## [EXERCISE REQUIREMENTS]
Reproduce each line from the records that holds "TABELLA".

[Figure record extracts]
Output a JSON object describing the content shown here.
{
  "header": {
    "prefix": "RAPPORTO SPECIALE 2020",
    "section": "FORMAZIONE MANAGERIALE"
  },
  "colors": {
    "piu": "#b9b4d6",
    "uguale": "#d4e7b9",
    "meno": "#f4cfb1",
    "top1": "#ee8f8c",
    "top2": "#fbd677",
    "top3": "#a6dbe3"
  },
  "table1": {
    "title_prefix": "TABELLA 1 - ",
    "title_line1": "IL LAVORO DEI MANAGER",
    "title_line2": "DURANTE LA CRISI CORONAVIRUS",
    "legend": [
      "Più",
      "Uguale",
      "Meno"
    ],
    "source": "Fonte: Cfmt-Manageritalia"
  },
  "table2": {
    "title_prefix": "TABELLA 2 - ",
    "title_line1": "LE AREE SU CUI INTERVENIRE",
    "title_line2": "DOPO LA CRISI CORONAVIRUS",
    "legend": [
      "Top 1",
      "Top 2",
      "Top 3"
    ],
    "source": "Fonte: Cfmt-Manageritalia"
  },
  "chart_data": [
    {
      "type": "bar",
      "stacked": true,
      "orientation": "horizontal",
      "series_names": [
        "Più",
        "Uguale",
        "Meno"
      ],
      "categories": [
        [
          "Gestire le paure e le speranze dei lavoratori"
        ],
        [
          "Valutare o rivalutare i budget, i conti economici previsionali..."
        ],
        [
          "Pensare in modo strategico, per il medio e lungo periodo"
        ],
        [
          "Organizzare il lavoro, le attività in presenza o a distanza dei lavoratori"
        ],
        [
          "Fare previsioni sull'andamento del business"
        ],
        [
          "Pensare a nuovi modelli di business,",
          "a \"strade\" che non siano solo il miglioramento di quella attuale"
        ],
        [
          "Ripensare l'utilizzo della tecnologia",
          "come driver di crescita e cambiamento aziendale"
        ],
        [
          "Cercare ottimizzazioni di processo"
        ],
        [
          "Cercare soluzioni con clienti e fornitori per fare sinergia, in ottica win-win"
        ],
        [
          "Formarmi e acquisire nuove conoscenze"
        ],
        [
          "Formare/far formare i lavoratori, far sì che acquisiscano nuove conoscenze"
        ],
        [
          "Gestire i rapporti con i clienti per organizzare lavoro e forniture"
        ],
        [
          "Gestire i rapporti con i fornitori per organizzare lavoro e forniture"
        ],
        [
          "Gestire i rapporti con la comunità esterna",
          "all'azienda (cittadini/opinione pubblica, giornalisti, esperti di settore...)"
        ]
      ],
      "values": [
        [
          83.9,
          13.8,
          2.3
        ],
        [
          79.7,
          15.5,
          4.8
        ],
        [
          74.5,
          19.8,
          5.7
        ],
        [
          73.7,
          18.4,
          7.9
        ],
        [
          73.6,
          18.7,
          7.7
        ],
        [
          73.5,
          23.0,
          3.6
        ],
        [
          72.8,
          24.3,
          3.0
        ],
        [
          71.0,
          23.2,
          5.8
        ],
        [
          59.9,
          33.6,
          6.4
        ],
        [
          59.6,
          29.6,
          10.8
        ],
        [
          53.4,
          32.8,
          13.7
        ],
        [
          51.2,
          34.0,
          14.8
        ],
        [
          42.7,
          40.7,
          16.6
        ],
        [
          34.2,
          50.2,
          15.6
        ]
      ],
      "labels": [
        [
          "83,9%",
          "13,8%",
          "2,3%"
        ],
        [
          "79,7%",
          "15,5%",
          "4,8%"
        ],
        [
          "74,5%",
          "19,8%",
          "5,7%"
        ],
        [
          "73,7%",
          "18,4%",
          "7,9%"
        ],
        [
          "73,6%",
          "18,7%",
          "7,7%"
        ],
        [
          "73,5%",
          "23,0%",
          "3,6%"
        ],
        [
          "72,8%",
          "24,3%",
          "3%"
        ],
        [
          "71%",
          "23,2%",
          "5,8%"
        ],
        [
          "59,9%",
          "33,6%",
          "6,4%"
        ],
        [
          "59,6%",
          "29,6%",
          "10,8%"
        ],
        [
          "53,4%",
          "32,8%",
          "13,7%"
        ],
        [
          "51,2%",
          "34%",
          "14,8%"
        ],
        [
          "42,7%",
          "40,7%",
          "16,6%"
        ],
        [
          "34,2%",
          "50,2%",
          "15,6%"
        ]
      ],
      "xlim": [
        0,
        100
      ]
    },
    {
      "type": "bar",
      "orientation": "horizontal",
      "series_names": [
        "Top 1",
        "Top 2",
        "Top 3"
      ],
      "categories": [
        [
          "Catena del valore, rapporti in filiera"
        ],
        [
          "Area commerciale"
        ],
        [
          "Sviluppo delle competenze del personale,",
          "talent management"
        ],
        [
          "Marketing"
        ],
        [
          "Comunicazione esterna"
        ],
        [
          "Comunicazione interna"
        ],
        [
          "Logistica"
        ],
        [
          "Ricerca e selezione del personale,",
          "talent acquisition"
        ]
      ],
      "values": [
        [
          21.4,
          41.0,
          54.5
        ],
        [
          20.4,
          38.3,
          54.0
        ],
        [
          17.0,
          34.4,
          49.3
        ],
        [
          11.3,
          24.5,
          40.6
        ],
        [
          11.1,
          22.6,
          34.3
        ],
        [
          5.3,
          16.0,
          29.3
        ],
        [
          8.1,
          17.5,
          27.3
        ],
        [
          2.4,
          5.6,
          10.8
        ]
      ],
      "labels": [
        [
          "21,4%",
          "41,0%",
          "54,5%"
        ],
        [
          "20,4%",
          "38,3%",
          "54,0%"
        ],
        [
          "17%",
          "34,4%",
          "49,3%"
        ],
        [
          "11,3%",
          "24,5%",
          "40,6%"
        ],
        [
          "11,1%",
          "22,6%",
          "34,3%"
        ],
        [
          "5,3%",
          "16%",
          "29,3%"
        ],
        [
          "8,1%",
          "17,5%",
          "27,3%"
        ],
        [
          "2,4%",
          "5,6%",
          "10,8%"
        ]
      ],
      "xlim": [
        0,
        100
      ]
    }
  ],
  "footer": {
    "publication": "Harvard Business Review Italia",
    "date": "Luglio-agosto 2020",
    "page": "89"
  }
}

## [OUTPUT OF THE TASK]
    "title_prefix": "TABELLA 1 - ",
    "title_prefix": "TABELLA 2 - ",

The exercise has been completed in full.